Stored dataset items
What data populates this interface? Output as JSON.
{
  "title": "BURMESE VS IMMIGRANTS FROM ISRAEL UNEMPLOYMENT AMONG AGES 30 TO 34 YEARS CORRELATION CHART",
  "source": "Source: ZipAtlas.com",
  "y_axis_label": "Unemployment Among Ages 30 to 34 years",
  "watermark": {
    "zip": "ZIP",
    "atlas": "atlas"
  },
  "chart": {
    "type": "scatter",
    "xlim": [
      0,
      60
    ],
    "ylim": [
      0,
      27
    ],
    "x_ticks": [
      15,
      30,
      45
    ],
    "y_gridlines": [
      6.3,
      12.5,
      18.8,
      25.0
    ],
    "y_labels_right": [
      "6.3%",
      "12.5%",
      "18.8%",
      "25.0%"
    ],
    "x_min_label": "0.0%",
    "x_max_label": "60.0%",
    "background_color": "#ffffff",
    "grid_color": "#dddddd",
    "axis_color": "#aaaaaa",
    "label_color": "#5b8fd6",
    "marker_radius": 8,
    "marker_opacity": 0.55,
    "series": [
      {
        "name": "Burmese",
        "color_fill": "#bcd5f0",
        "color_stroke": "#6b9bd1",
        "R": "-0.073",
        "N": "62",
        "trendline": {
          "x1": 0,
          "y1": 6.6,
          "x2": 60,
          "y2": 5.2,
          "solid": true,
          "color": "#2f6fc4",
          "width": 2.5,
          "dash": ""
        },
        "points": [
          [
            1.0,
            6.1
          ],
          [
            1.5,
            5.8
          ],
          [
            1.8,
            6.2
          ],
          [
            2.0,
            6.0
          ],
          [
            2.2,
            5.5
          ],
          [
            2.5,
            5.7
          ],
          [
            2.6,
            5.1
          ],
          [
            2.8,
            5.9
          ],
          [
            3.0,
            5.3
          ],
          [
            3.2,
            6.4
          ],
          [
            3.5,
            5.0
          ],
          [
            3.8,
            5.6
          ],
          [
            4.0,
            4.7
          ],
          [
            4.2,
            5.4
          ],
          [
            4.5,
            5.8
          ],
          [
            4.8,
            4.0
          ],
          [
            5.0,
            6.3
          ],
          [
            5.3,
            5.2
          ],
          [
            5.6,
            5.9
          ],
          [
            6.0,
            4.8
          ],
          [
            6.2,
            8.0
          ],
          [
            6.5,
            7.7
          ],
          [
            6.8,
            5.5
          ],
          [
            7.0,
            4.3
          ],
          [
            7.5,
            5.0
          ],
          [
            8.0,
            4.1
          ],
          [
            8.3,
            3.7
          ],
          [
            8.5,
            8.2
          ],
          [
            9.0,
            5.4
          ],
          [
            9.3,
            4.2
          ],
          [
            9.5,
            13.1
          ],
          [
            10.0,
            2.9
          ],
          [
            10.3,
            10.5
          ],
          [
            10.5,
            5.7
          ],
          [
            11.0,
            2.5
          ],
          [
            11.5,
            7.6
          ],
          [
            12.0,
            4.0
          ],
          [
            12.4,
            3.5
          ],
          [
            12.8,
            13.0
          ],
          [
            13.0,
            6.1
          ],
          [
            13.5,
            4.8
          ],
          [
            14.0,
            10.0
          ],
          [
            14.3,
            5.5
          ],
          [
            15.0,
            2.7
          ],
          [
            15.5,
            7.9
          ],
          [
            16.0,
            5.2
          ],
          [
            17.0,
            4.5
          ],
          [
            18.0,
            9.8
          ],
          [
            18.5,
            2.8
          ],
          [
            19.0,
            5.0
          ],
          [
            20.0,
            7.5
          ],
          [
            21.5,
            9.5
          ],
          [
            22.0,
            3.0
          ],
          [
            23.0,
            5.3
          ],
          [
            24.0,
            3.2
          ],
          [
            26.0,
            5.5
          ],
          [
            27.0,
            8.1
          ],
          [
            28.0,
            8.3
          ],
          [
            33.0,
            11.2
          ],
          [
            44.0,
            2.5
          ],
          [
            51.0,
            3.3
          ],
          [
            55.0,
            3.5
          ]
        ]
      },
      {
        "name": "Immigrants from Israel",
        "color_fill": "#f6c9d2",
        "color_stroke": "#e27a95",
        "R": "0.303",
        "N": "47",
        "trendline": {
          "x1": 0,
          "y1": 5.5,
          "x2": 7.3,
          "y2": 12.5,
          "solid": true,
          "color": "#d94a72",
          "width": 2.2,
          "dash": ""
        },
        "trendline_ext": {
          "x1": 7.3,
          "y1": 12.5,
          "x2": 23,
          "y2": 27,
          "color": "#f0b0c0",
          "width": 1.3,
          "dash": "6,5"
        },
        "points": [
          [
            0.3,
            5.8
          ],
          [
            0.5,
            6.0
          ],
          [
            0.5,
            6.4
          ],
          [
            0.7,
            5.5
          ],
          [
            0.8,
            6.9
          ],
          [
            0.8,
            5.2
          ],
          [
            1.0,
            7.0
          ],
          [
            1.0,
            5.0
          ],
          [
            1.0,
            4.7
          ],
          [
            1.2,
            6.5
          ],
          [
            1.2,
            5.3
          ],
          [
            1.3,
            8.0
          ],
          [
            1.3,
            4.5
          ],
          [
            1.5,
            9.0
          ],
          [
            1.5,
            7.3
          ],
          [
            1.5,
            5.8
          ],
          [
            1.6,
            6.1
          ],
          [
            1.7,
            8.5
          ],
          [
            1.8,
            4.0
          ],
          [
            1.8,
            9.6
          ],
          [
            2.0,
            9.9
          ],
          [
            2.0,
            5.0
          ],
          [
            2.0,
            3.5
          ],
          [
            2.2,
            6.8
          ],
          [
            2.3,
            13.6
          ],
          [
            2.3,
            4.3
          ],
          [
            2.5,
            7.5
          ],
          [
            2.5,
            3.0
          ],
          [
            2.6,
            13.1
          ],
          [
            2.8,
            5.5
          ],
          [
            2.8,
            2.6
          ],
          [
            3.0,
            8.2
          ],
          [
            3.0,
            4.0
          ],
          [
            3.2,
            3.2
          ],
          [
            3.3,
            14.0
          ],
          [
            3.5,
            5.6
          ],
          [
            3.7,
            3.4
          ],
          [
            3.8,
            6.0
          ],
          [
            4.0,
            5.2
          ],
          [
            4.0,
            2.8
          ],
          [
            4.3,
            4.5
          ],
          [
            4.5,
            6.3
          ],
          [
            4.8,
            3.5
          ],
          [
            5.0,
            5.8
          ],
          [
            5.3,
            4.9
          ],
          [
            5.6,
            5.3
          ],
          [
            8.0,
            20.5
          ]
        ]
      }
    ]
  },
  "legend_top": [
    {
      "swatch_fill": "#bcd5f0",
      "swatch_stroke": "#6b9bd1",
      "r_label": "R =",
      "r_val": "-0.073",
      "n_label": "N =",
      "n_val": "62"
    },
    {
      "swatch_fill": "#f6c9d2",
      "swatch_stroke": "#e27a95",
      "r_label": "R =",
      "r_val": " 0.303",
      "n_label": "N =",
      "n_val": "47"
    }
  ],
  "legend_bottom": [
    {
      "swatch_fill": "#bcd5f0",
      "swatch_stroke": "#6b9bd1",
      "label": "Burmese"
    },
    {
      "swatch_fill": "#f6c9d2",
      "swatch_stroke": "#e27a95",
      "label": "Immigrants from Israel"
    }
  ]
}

#### Your objective:
Retype the data exactly as given.

#### Final result:
What data populates this interface? Output as JSON.
{
  "title": "BURMESE VS IMMIGRANTS FROM ISRAEL UNEMPLOYMENT AMONG AGES 30 TO 34 YEARS CORRELATION CHART",
  "source": "Source: ZipAtlas.com",
  "y_axis_label": "Unemployment Among Ages 30 to 34 years",
  "watermark": {
    "zip": "ZIP",
    "atlas": "atlas"
  },
  "chart": {
    "type": "scatter",
    "xlim": [
      0,
      60
    ],
    "ylim": [
      0,
      27
    ],
    "x_ticks": [
      15,
      30,
      45
    ],
    "y_gridlines": [
      6.3,
      12.5,
      18.8,
      25.0
    ],
    "y_labels_right": [
      "6.3%",
      "12.5%",
      "18.8%",
      "25.0%"
    ],
    "x_min_label": "0.0%",
    "x_max_label": "60.0%",
    "background_color": "#ffffff",
    "grid_color": "#dddddd",
    "axis_color": "#aaaaaa",
    "label_color": "#5b8fd6",
    "marker_radius": 8,
    "marker_opacity": 0.55,
    "series": [
      {
        "name": "Burmese",
        "color_fill": "#bcd5f0",
        "color_stroke": "#6b9bd1",
        "R": "-0.073",
        "N": "62",
        "trendline": {
          "x1": 0,
          "y1": 6.6,
          "x2": 60,
          "y2": 5.2,
          "solid": true,
          "color": "#2f6fc4",
          "width": 2.5,
          "dash": ""
        },
        "points": [
          [
            1.0,
            6.1
          ],
          [
            1.5,
            5.8
          ],
          [
            1.8,
            6.2
          ],
          [
            2.0,
            6.0
          ],
          [
            2.2,
            5.5
          ],
          [
            2.5,
            5.7
          ],
          [
            2.6,
            5.1
          ],
          [
            2.8,
            5.9
          ],
          [
            3.0,
            5.3
          ],
          [
            3.2,
            6.4
          ],
          [
            3.5,
            5.0
          ],
          [
            3.8,
            5.6
          ],
          [
            4.0,
            4.7
          ],
          [
            4.2,
            5.4
          ],
          [
            4.5,
            5.8
          ],
          [
            4.8,
            4.0
          ],
          [
            5.0,
            6.3
          ],
          [
            5.3,
            5.2
          ],
          [
            5.6,
            5.9
          ],
          [
            6.0,
            4.8
          ],
          [
            6.2,
            8.0
          ],
          [
            6.5,
            7.7
          ],
          [
            6.8,
            5.5
          ],
          [
            7.0,
            4.3
          ],
          [
            7.5,
            5.0
          ],
          [
            8.0,
            4.1
          ],
          [
            8.3,
            3.7
          ],
          [
            8.5,
            8.2
          ],
          [
            9.0,
            5.4
          ],
          [
            9.3,
            4.2
          ],
          [
            9.5,
            13.1
          ],
          [
            10.0,
            2.9
          ],
          [
            10.3,
            10.5
          ],
          [
            10.5,
            5.7
          ],
          [
            11.0,
            2.5
          ],
          [
            11.5,
            7.6
          ],
          [
            12.0,
            4.0
          ],
          [
            12.4,
            3.5
          ],
          [
            12.8,
            13.0
          ],
          [
            13.0,
            6.1
          ],
          [
            13.5,
            4.8
          ],
          [
            14.0,
            10.0
          ],
          [
            14.3,
            5.5
          ],
          [
            15.0,
            2.7
          ],
          [
            15.5,
            7.9
          ],
          [
            16.0,
            5.2
          ],
          [
            17.0,
            4.5
          ],
          [
            18.0,
            9.8
          ],
          [
            18.5,
            2.8
          ],
          [
            19.0,
            5.0
          ],
          [
            20.0,
            7.5
          ],
          [
            21.5,
            9.5
          ],
          [
            22.0,
            3.0
          ],
          [
            23.0,
            5.3
          ],
          [
            24.0,
            3.2
          ],
          [
            26.0,
            5.5
          ],
          [
            27.0,
            8.1
          ],
          [
            28.0,
            8.3
          ],
          [
            33.0,
            11.2
          ],
          [
            44.0,
            2.5
          ],
          [
            51.0,
            3.3
          ],
          [
            55.0,
            3.5
          ]
        ]
      },
      {
        "name": "Immigrants from Israel",
        "color_fill": "#f6c9d2",
        "color_stroke": "#e27a95",
        "R": "0.303",
        "N": "47",
        "trendline": {
          "x1": 0,
          "y1": 5.5,
          "x2": 7.3,
          "y2": 12.5,
          "solid": true,
          "color": "#d94a72",
          "width": 2.2,
          "dash": ""
        },
        "trendline_ext": {
          "x1": 7.3,
          "y1": 12.5,
          "x2": 23,
          "y2": 27,
          "color": "#f0b0c0",
          "width": 1.3,
          "dash": "6,5"
        },
        "points": [
          [
            0.3,
            5.8
          ],
          [
            0.5,
            6.0
          ],
          [
            0.5,
            6.4
          ],
          [
            0.7,
            5.5
          ],
          [
            0.8,
            6.9
          ],
          [
            0.8,
            5.2
          ],
          [
            1.0,
            7.0
          ],
          [
            1.0,
            5.0
          ],
          [
            1.0,
            4.7
          ],
          [
            1.2,
            6.5
          ],
          [
            1.2,
            5.3
          ],
          [
            1.3,
            8.0
          ],
          [
            1.3,
            4.5
          ],
          [
            1.5,
            9.0
          ],
          [
            1.5,
            7.3
          ],
          [
            1.5,
            5.8
          ],
          [
            1.6,
            6.1
          ],
          [
            1.7,
            8.5
          ],
          [
            1.8,
            4.0
          ],
          [
            1.8,
            9.6
          ],
          [
            2.0,
            9.9
          ],
          [
            2.0,
            5.0
          ],
          [
            2.0,
            3.5
          ],
          [
            2.2,
            6.8
          ],
          [
            2.3,
            13.6
          ],
          [
            2.3,
            4.3
          ],
          [
            2.5,
            7.5
          ],
          [
            2.5,
            3.0
          ],
          [
            2.6,
            13.1
          ],
          [
            2.8,
            5.5
          ],
          [
            2.8,
            2.6
          ],
          [
            3.0,
            8.2
          ],
          [
            3.0,
            4.0
          ],
          [
            3.2,
            3.2
          ],
          [
            3.3,
            14.0
          ],
          [
            3.5,
            5.6
          ],
          [
            3.7,
            3.4
          ],
          [
            3.8,
            6.0
          ],
          [
            4.0,
            5.2
          ],
          [
            4.0,
            2.8
          ],
          [
            4.3,
            4.5
          ],
          [
            4.5,
            6.3
          ],
          [
            4.8,
            3.5
          ],
          [
            5.0,
            5.8
          ],
          [
            5.3,
            4.9
          ],
          [
            5.6,
            5.3
          ],
          [
            8.0,
            20.5
          ]
        ]
      }
    ]
  },
  "legend_top": [
    {
      "swatch_fill": "#bcd5f0",
      "swatch_stroke": "#6b9bd1",
      "r_label": "R =",
      "r_val": "-0.073",
      "n_label": "N =",
      "n_val": "62"
    },
    {
      "swatch_fill": "#f6c9d2",
      "swatch_stroke": "#e27a95",
      "r_label": "R =",
      "r_val": " 0.303",
      "n_label": "N =",
      "n_val": "47"
    }
  ],
  "legend_bottom": [
    {
      "swatch_fill": "#bcd5f0",
      "swatch_stroke": "#6b9bd1",
      "label": "Burmese"
    },
    {
      "swatch_fill": "#f6c9d2",
      "swatch_stroke": "#e27a95",
      "label": "Immigrants from Israel"
    }
  ]
}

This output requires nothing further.